> What you should do
In the material below, find all lines with the string "xlabel" and copy them.

—————

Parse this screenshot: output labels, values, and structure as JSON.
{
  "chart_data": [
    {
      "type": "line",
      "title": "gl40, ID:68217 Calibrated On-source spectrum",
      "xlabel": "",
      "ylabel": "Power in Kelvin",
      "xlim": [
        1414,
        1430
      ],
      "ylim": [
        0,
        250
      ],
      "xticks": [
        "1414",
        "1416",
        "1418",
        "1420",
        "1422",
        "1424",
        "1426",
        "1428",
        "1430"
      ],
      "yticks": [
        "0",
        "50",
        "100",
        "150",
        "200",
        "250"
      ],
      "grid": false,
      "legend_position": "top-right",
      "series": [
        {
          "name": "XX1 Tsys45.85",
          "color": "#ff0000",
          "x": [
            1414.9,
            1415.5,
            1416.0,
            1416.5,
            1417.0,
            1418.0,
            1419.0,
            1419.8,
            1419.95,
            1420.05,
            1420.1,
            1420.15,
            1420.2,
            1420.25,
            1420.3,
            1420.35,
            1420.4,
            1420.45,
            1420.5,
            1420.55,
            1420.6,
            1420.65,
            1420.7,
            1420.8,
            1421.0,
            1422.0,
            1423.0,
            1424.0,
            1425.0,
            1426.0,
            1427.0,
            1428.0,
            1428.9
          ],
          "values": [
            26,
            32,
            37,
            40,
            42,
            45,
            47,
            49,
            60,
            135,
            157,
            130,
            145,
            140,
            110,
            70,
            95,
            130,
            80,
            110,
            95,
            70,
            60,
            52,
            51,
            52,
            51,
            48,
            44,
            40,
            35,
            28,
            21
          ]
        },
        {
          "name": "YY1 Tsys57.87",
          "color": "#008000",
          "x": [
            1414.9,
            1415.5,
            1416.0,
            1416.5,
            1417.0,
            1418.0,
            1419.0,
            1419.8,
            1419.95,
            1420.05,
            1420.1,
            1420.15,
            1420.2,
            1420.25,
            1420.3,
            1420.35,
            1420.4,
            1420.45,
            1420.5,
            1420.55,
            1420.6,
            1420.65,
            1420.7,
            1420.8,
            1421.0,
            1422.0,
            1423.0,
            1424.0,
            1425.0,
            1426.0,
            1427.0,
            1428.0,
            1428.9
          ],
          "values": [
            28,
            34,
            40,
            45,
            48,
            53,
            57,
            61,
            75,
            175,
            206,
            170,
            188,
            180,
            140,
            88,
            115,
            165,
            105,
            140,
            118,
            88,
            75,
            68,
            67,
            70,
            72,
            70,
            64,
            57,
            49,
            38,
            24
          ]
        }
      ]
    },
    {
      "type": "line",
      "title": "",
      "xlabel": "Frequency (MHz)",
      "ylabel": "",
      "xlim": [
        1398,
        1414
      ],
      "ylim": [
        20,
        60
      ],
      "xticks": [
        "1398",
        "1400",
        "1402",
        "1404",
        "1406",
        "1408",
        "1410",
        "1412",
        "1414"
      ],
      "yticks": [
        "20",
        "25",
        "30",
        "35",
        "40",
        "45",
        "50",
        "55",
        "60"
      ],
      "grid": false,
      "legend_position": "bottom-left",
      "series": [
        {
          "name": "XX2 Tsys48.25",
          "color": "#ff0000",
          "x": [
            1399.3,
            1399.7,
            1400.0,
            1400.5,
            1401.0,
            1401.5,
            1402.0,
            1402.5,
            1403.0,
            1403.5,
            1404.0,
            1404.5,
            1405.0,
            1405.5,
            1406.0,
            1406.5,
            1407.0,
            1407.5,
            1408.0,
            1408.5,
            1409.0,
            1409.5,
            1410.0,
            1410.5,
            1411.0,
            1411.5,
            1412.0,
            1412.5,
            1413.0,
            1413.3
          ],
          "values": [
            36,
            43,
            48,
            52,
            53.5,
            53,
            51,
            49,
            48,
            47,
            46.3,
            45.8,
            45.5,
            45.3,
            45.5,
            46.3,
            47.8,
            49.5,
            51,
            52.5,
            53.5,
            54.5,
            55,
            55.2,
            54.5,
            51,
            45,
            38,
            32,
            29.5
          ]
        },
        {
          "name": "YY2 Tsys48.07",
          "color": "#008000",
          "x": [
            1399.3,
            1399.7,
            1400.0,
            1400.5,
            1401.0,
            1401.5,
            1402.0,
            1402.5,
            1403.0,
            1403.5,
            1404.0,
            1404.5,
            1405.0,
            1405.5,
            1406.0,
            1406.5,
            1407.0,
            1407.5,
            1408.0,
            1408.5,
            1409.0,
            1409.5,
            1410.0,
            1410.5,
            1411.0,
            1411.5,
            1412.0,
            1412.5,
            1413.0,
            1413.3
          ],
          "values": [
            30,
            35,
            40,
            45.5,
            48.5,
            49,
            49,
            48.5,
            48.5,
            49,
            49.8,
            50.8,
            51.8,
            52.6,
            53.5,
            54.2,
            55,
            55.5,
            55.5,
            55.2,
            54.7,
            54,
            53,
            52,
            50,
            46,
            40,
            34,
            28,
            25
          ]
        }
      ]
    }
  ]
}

—————

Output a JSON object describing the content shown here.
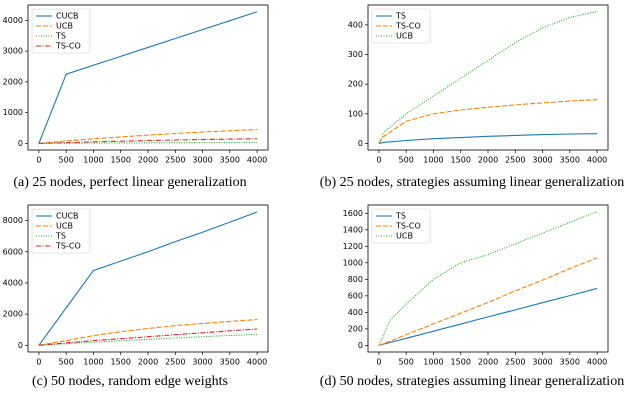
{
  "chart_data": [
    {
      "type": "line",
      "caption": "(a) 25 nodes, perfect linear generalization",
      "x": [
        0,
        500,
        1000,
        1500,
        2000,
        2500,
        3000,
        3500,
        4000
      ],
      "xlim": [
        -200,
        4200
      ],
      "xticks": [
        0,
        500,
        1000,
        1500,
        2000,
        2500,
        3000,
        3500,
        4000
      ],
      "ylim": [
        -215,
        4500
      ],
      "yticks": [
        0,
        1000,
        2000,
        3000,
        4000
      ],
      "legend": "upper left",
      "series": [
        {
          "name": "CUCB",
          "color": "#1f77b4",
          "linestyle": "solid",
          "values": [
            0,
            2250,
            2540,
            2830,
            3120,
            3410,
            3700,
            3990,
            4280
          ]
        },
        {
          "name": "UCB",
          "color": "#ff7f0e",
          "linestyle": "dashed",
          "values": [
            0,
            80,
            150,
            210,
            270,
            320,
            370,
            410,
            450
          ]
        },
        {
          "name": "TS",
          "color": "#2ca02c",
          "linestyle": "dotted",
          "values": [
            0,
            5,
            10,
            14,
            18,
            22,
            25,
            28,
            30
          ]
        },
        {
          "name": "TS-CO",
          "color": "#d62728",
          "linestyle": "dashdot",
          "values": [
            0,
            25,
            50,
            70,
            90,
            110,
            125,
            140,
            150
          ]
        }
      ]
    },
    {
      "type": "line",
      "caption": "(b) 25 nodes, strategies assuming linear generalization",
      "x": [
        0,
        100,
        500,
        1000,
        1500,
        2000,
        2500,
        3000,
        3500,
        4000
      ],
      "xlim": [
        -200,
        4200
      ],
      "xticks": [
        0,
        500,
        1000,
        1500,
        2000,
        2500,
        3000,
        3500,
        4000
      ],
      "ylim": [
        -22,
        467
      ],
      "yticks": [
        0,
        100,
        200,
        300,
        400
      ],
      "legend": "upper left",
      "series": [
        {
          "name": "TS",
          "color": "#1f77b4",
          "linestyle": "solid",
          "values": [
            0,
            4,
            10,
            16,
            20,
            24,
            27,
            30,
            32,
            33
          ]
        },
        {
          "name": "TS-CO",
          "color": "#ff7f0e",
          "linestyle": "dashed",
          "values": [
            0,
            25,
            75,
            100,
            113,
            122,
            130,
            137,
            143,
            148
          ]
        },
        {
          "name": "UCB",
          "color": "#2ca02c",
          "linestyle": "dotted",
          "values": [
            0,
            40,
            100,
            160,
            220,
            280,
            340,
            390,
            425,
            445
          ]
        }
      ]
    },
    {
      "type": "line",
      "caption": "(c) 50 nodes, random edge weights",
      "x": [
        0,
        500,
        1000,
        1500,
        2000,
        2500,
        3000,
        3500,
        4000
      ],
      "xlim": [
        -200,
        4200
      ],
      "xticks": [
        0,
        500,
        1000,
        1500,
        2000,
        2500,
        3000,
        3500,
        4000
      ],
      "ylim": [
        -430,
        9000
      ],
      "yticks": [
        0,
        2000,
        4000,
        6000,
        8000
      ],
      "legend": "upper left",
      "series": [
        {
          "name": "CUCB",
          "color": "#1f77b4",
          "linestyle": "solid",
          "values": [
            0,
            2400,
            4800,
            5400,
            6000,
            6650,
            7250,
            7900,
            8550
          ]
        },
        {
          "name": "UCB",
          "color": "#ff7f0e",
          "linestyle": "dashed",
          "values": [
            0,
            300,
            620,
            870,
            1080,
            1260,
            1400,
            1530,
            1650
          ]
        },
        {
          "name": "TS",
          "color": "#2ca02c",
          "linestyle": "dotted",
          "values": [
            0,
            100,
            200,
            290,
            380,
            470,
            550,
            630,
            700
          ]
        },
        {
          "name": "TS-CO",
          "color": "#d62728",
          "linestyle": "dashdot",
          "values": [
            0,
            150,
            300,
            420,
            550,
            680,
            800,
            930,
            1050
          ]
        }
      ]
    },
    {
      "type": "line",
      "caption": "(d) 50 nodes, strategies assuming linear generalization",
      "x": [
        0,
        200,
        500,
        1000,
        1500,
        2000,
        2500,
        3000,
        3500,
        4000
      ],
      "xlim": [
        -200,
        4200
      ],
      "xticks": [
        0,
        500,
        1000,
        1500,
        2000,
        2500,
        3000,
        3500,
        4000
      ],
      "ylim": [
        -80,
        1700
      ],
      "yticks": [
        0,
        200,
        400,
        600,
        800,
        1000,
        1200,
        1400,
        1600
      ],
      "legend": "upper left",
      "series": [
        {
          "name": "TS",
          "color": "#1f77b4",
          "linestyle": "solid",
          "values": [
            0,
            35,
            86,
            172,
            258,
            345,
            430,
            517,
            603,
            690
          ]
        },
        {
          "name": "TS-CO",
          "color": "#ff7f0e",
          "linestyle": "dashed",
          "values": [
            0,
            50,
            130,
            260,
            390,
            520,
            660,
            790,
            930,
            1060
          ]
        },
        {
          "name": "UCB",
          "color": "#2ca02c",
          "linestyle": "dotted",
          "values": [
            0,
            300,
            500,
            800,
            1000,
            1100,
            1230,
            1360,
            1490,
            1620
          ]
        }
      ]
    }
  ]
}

—————

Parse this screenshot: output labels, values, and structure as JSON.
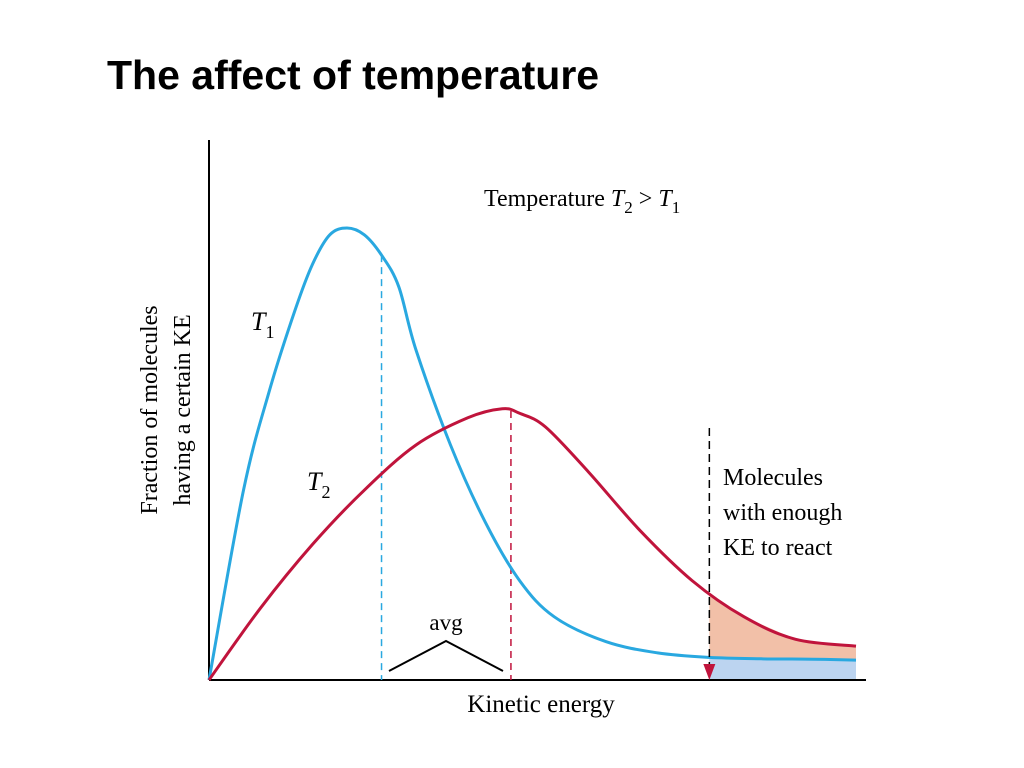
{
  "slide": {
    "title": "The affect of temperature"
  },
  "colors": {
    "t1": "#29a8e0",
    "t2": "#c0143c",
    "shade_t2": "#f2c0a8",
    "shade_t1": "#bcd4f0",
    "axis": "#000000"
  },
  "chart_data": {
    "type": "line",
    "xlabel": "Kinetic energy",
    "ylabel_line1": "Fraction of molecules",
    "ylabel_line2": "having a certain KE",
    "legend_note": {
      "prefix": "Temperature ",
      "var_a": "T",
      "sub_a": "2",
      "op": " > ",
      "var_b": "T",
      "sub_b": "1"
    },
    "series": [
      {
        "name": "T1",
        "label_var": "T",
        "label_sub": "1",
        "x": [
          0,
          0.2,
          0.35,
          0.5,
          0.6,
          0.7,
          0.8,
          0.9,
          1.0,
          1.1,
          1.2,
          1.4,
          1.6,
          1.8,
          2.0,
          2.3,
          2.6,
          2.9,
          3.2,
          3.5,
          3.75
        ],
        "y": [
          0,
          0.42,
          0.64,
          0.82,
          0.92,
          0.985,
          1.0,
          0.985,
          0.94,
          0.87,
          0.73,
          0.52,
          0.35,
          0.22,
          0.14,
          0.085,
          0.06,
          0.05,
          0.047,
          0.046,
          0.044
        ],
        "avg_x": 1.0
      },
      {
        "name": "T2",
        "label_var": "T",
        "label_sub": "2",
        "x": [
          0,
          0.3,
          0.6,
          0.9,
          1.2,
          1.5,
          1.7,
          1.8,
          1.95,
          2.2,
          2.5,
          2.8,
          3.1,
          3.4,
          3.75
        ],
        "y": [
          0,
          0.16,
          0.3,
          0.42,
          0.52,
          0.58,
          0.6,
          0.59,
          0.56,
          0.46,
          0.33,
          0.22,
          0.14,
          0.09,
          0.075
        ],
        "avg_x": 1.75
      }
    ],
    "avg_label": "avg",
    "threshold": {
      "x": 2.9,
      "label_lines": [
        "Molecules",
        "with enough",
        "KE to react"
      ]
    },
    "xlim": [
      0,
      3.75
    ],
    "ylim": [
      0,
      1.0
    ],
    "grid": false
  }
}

—————

> Full answer
      "xlabel": "",
      "xlabel": "Frequency (MHz)",
    "xlabel": "Kinetic energy",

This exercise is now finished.